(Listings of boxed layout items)
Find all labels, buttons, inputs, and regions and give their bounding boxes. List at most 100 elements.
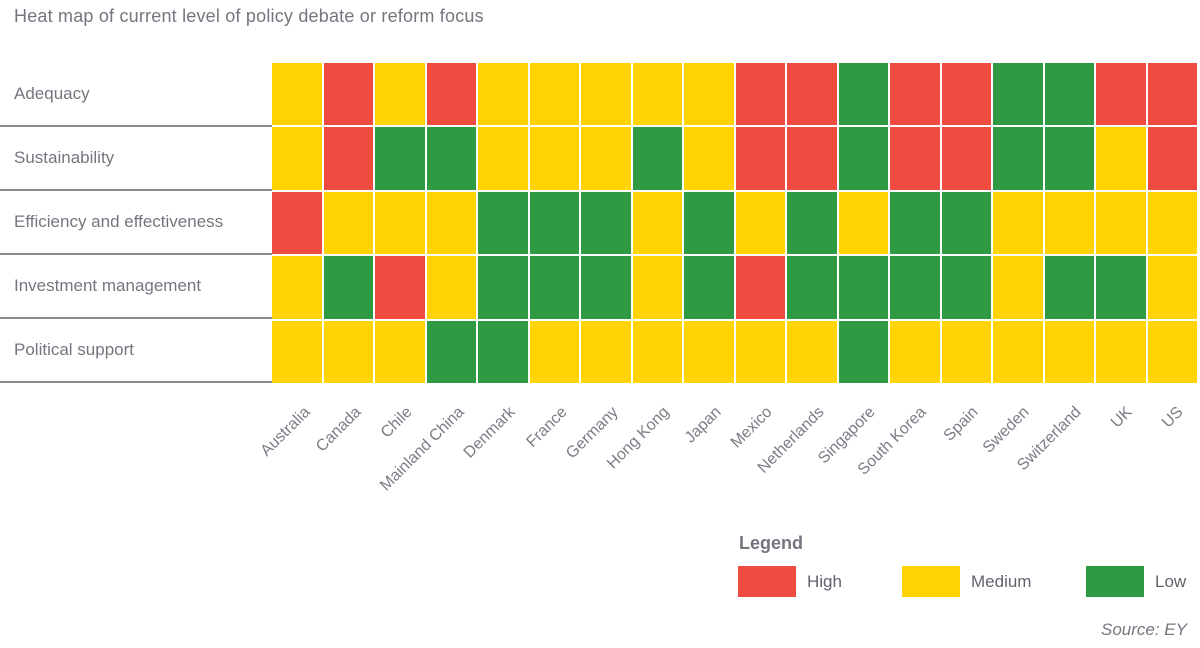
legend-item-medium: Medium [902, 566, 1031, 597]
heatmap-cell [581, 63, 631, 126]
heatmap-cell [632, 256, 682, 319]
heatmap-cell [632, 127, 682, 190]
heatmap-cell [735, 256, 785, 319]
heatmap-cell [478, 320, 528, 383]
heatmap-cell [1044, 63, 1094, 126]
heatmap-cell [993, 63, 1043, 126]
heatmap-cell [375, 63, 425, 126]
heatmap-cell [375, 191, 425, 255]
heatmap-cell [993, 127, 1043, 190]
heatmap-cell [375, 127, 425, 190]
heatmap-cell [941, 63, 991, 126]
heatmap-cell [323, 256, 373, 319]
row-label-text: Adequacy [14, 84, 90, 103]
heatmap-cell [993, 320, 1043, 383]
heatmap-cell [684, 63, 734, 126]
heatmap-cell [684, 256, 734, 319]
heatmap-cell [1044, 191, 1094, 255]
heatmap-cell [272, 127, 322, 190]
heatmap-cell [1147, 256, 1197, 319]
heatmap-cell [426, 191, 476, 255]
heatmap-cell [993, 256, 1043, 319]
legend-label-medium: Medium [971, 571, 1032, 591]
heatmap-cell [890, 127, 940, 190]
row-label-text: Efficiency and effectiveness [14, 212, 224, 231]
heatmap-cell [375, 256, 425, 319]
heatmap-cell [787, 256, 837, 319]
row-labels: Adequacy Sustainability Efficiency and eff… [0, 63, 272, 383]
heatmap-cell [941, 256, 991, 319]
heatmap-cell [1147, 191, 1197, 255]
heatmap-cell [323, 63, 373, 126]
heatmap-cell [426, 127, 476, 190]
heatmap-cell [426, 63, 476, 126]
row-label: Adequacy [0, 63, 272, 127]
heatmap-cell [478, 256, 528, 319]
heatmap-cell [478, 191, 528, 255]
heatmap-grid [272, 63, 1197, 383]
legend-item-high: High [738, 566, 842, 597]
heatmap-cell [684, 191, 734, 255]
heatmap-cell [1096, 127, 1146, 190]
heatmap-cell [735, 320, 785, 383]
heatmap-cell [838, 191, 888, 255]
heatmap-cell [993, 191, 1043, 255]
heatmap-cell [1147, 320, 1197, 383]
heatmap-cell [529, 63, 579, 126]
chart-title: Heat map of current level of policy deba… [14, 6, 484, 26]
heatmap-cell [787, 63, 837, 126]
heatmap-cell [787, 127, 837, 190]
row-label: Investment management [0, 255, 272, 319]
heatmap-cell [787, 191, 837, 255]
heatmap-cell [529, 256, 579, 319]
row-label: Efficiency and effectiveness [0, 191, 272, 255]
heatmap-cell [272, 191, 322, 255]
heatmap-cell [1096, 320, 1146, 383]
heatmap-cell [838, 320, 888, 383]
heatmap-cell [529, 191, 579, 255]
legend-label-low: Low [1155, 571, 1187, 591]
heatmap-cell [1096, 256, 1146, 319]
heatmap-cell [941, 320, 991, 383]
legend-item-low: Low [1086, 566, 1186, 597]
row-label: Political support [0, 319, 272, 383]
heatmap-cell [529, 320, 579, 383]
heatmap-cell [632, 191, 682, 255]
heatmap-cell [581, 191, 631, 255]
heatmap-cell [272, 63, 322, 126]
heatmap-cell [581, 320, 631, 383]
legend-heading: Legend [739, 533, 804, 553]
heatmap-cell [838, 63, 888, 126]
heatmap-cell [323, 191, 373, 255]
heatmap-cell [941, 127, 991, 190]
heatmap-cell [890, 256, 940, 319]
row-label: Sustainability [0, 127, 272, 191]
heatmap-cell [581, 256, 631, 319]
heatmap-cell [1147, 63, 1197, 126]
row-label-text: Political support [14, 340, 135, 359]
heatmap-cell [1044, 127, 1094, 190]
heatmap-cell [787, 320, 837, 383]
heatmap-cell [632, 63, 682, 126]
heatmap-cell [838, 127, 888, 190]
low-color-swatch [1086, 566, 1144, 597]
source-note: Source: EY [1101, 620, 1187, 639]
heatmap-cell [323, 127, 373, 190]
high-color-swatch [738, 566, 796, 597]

## TASK REQUIREMENTS
Can you copy out, unchanged, the lines of the records from the one holding "legend-item-medium: Medium [902, 566, 1031, 597]" through the one holding "heatmap-cell [993, 63, 1043, 126]", with both of those lines included?

## ANSWER
legend-item-medium: Medium [902, 566, 1031, 597]
heatmap-cell [581, 63, 631, 126]
heatmap-cell [632, 256, 682, 319]
heatmap-cell [632, 127, 682, 190]
heatmap-cell [735, 256, 785, 319]
heatmap-cell [478, 320, 528, 383]
heatmap-cell [1044, 63, 1094, 126]
heatmap-cell [993, 63, 1043, 126]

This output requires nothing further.